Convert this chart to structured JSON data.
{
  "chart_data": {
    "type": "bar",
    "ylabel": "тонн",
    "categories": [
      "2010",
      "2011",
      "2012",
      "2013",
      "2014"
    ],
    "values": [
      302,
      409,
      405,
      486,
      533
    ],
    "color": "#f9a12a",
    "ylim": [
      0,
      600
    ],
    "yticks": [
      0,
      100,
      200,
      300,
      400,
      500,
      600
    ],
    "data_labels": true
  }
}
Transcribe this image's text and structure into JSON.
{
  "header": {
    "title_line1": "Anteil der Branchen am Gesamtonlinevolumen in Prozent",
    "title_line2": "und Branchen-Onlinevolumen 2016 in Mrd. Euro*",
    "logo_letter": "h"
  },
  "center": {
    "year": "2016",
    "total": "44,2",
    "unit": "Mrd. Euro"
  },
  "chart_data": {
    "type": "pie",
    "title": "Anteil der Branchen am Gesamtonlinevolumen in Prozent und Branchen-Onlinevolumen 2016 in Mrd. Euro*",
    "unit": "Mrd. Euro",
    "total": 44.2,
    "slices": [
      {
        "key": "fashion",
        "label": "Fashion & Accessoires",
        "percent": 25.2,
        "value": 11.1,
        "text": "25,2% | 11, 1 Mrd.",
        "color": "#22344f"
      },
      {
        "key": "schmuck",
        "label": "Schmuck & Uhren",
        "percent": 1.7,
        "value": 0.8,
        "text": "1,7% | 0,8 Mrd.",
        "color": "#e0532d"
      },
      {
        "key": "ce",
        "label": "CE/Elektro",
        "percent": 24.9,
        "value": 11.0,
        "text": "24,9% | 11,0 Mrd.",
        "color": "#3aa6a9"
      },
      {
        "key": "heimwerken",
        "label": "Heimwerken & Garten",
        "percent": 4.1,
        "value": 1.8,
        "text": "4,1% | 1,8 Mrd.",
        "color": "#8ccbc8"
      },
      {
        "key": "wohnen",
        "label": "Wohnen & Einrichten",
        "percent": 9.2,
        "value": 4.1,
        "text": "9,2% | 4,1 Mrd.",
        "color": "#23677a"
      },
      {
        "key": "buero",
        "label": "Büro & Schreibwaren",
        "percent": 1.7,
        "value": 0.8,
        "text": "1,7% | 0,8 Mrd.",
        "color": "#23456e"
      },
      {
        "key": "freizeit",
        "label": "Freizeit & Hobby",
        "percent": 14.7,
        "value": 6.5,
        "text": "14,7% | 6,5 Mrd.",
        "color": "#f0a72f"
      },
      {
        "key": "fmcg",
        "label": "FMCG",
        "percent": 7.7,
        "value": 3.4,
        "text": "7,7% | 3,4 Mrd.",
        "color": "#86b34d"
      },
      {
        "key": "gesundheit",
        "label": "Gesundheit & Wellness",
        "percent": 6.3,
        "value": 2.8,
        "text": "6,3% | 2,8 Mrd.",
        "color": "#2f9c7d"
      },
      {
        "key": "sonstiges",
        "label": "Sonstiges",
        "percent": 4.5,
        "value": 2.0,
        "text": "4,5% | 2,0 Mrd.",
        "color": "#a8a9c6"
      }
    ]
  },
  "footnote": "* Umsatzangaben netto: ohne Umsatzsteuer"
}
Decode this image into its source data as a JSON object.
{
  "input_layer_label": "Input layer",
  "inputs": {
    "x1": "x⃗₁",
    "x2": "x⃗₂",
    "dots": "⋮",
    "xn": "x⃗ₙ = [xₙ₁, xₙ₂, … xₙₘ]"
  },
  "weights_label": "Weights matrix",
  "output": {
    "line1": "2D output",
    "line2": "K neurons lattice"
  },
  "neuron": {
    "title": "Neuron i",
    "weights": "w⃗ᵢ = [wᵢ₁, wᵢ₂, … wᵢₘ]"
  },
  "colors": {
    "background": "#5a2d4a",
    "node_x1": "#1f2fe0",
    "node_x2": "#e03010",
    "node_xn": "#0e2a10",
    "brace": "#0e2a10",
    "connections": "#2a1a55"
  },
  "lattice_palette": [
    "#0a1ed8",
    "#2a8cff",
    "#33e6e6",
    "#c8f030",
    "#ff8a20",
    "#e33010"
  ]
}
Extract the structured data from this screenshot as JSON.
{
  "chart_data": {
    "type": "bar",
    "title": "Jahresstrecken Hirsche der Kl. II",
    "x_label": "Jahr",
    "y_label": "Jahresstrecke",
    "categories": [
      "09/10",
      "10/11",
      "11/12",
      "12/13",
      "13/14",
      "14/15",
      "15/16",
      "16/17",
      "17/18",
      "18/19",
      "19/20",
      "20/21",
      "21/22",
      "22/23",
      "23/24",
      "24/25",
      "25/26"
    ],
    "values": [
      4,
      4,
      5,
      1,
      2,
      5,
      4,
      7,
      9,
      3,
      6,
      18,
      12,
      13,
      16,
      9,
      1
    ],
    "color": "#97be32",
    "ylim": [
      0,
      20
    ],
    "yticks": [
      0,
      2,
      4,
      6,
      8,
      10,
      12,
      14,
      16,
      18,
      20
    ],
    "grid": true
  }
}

EXERCISE BRIEF ->
Take the entries above and copy them out exactly.

TASK ANSWER ->
Convert this chart to structured JSON data.
{
  "chart_data": {
    "type": "bar",
    "ylabel": "тонн",
    "categories": [
      "2010",
      "2011",
      "2012",
      "2013",
      "2014"
    ],
    "values": [
      302,
      409,
      405,
      486,
      533
    ],
    "color": "#f9a12a",
    "ylim": [
      0,
      600
    ],
    "yticks": [
      0,
      100,
      200,
      300,
      400,
      500,
      600
    ],
    "data_labels": true
  }
}
Transcribe this image's text and structure into JSON.
{
  "header": {
    "title_line1": "Anteil der Branchen am Gesamtonlinevolumen in Prozent",
    "title_line2": "und Branchen-Onlinevolumen 2016 in Mrd. Euro*",
    "logo_letter": "h"
  },
  "center": {
    "year": "2016",
    "total": "44,2",
    "unit": "Mrd. Euro"
  },
  "chart_data": {
    "type": "pie",
    "title": "Anteil der Branchen am Gesamtonlinevolumen in Prozent und Branchen-Onlinevolumen 2016 in Mrd. Euro*",
    "unit": "Mrd. Euro",
    "total": 44.2,
    "slices": [
      {
        "key": "fashion",
        "label": "Fashion & Accessoires",
        "percent": 25.2,
        "value": 11.1,
        "text": "25,2% | 11, 1 Mrd.",
        "color": "#22344f"
      },
      {
        "key": "schmuck",
        "label": "Schmuck & Uhren",
        "percent": 1.7,
        "value": 0.8,
        "text": "1,7% | 0,8 Mrd.",
        "color": "#e0532d"
      },
      {
        "key": "ce",
        "label": "CE/Elektro",
        "percent": 24.9,
        "value": 11.0,
        "text": "24,9% | 11,0 Mrd.",
        "color": "#3aa6a9"
      },
      {
        "key": "heimwerken",
        "label": "Heimwerken & Garten",
        "percent": 4.1,
        "value": 1.8,
        "text": "4,1% | 1,8 Mrd.",
        "color": "#8ccbc8"
      },
      {
        "key": "wohnen",
        "label": "Wohnen & Einrichten",
        "percent": 9.2,
        "value": 4.1,
        "text": "9,2% | 4,1 Mrd.",
        "color": "#23677a"
      },
      {
        "key": "buero",
        "label": "Büro & Schreibwaren",
        "percent": 1.7,
        "value": 0.8,
        "text": "1,7% | 0,8 Mrd.",
        "color": "#23456e"
      },
      {
        "key": "freizeit",
        "label": "Freizeit & Hobby",
        "percent": 14.7,
        "value": 6.5,
        "text": "14,7% | 6,5 Mrd.",
        "color": "#f0a72f"
      },
      {
        "key": "fmcg",
        "label": "FMCG",
        "percent": 7.7,
        "value": 3.4,
        "text": "7,7% | 3,4 Mrd.",
        "color": "#86b34d"
      },
      {
        "key": "gesundheit",
        "label": "Gesundheit & Wellness",
        "percent": 6.3,
        "value": 2.8,
        "text": "6,3% | 2,8 Mrd.",
        "color": "#2f9c7d"
      },
      {
        "key": "sonstiges",
        "label": "Sonstiges",
        "percent": 4.5,
        "value": 2.0,
        "text": "4,5% | 2,0 Mrd.",
        "color": "#a8a9c6"
      }
    ]
  },
  "footnote": "* Umsatzangaben netto: ohne Umsatzsteuer"
}
Decode this image into its source data as a JSON object.
{
  "input_layer_label": "Input layer",
  "inputs": {
    "x1": "x⃗₁",
    "x2": "x⃗₂",
    "dots": "⋮",
    "xn": "x⃗ₙ = [xₙ₁, xₙ₂, … xₙₘ]"
  },
  "weights_label": "Weights matrix",
  "output": {
    "line1": "2D output",
    "line2": "K neurons lattice"
  },
  "neuron": {
    "title": "Neuron i",
    "weights": "w⃗ᵢ = [wᵢ₁, wᵢ₂, … wᵢₘ]"
  },
  "colors": {
    "background": "#5a2d4a",
    "node_x1": "#1f2fe0",
    "node_x2": "#e03010",
    "node_xn": "#0e2a10",
    "brace": "#0e2a10",
    "connections": "#2a1a55"
  },
  "lattice_palette": [
    "#0a1ed8",
    "#2a8cff",
    "#33e6e6",
    "#c8f030",
    "#ff8a20",
    "#e33010"
  ]
}
Extract the structured data from this screenshot as JSON.
{
  "chart_data": {
    "type": "bar",
    "title": "Jahresstrecken Hirsche der Kl. II",
    "x_label": "Jahr",
    "y_label": "Jahresstrecke",
    "categories": [
      "09/10",
      "10/11",
      "11/12",
      "12/13",
      "13/14",
      "14/15",
      "15/16",
      "16/17",
      "17/18",
      "18/19",
      "19/20",
      "20/21",
      "21/22",
      "22/23",
      "23/24",
      "24/25",
      "25/26"
    ],
    "values": [
      4,
      4,
      5,
      1,
      2,
      5,
      4,
      7,
      9,
      3,
      6,
      18,
      12,
      13,
      16,
      9,
      1
    ],
    "color": "#97be32",
    "ylim": [
      0,
      20
    ],
    "yticks": [
      0,
      2,
      4,
      6,
      8,
      10,
      12,
      14,
      16,
      18,
      20
    ],
    "grid": true
  }
}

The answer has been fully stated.